- Exercise: Leave the pictures out and print every record below exactly as it stands.

- Given information:

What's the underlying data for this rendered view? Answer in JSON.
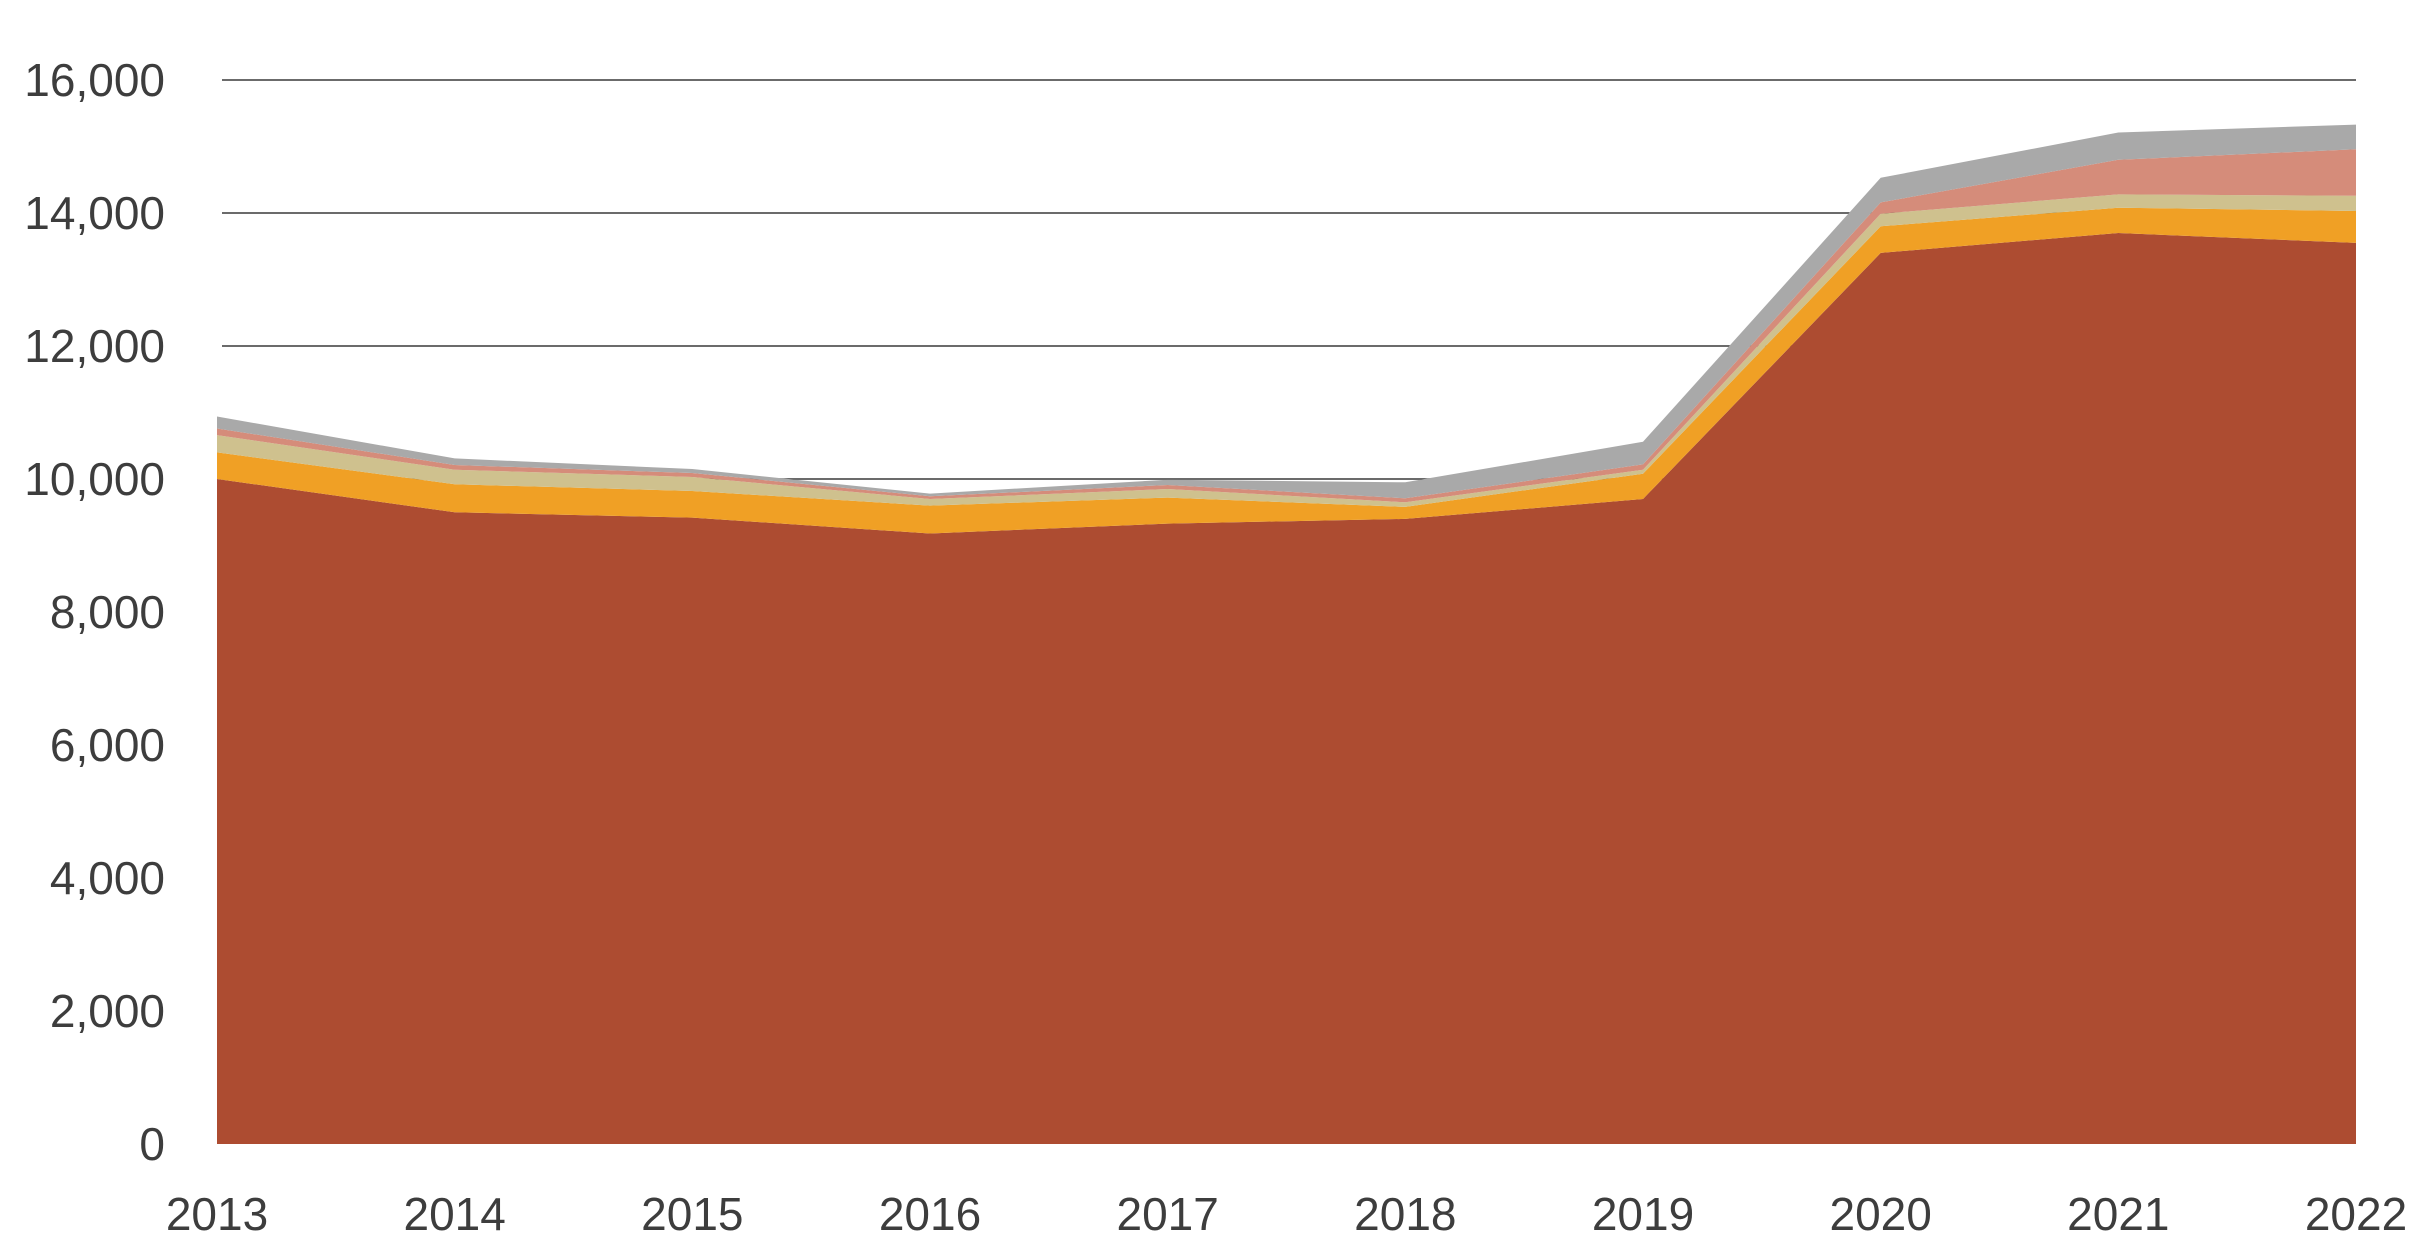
{
  "chart_data": {
    "type": "area",
    "stacked": true,
    "title": "",
    "xlabel": "",
    "ylabel": "",
    "x": [
      "2013",
      "2014",
      "2015",
      "2016",
      "2017",
      "2018",
      "2019",
      "2020",
      "2021",
      "2022"
    ],
    "ylim": [
      0,
      16000
    ],
    "yticks": [
      "0",
      "2,000",
      "4,000",
      "6,000",
      "8,000",
      "10,000",
      "12,000",
      "14,000",
      "16,000"
    ],
    "grid": true,
    "legend": "none",
    "series": [
      {
        "color": "#ad4c31",
        "values": [
          10000,
          9500,
          9420,
          9180,
          9330,
          9400,
          9700,
          13400,
          13700,
          13550
        ]
      },
      {
        "color": "#f0a025",
        "values": [
          400,
          420,
          400,
          420,
          390,
          180,
          380,
          400,
          380,
          480
        ]
      },
      {
        "color": "#cfc18e",
        "values": [
          260,
          220,
          210,
          100,
          130,
          70,
          60,
          190,
          200,
          230
        ]
      },
      {
        "color": "#d58c7a",
        "values": [
          100,
          70,
          60,
          40,
          60,
          60,
          80,
          170,
          520,
          700
        ]
      },
      {
        "color": "#a9a9a9",
        "values": [
          180,
          100,
          60,
          40,
          80,
          240,
          340,
          370,
          410,
          370
        ]
      }
    ]
  }
}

- Exercise result:
What's the underlying data for this rendered view? Answer in JSON.
{
  "chart_data": {
    "type": "area",
    "stacked": true,
    "title": "",
    "xlabel": "",
    "ylabel": "",
    "x": [
      "2013",
      "2014",
      "2015",
      "2016",
      "2017",
      "2018",
      "2019",
      "2020",
      "2021",
      "2022"
    ],
    "ylim": [
      0,
      16000
    ],
    "yticks": [
      "0",
      "2,000",
      "4,000",
      "6,000",
      "8,000",
      "10,000",
      "12,000",
      "14,000",
      "16,000"
    ],
    "grid": true,
    "legend": "none",
    "series": [
      {
        "color": "#ad4c31",
        "values": [
          10000,
          9500,
          9420,
          9180,
          9330,
          9400,
          9700,
          13400,
          13700,
          13550
        ]
      },
      {
        "color": "#f0a025",
        "values": [
          400,
          420,
          400,
          420,
          390,
          180,
          380,
          400,
          380,
          480
        ]
      },
      {
        "color": "#cfc18e",
        "values": [
          260,
          220,
          210,
          100,
          130,
          70,
          60,
          190,
          200,
          230
        ]
      },
      {
        "color": "#d58c7a",
        "values": [
          100,
          70,
          60,
          40,
          60,
          60,
          80,
          170,
          520,
          700
        ]
      },
      {
        "color": "#a9a9a9",
        "values": [
          180,
          100,
          60,
          40,
          80,
          240,
          340,
          370,
          410,
          370
        ]
      }
    ]
  }
}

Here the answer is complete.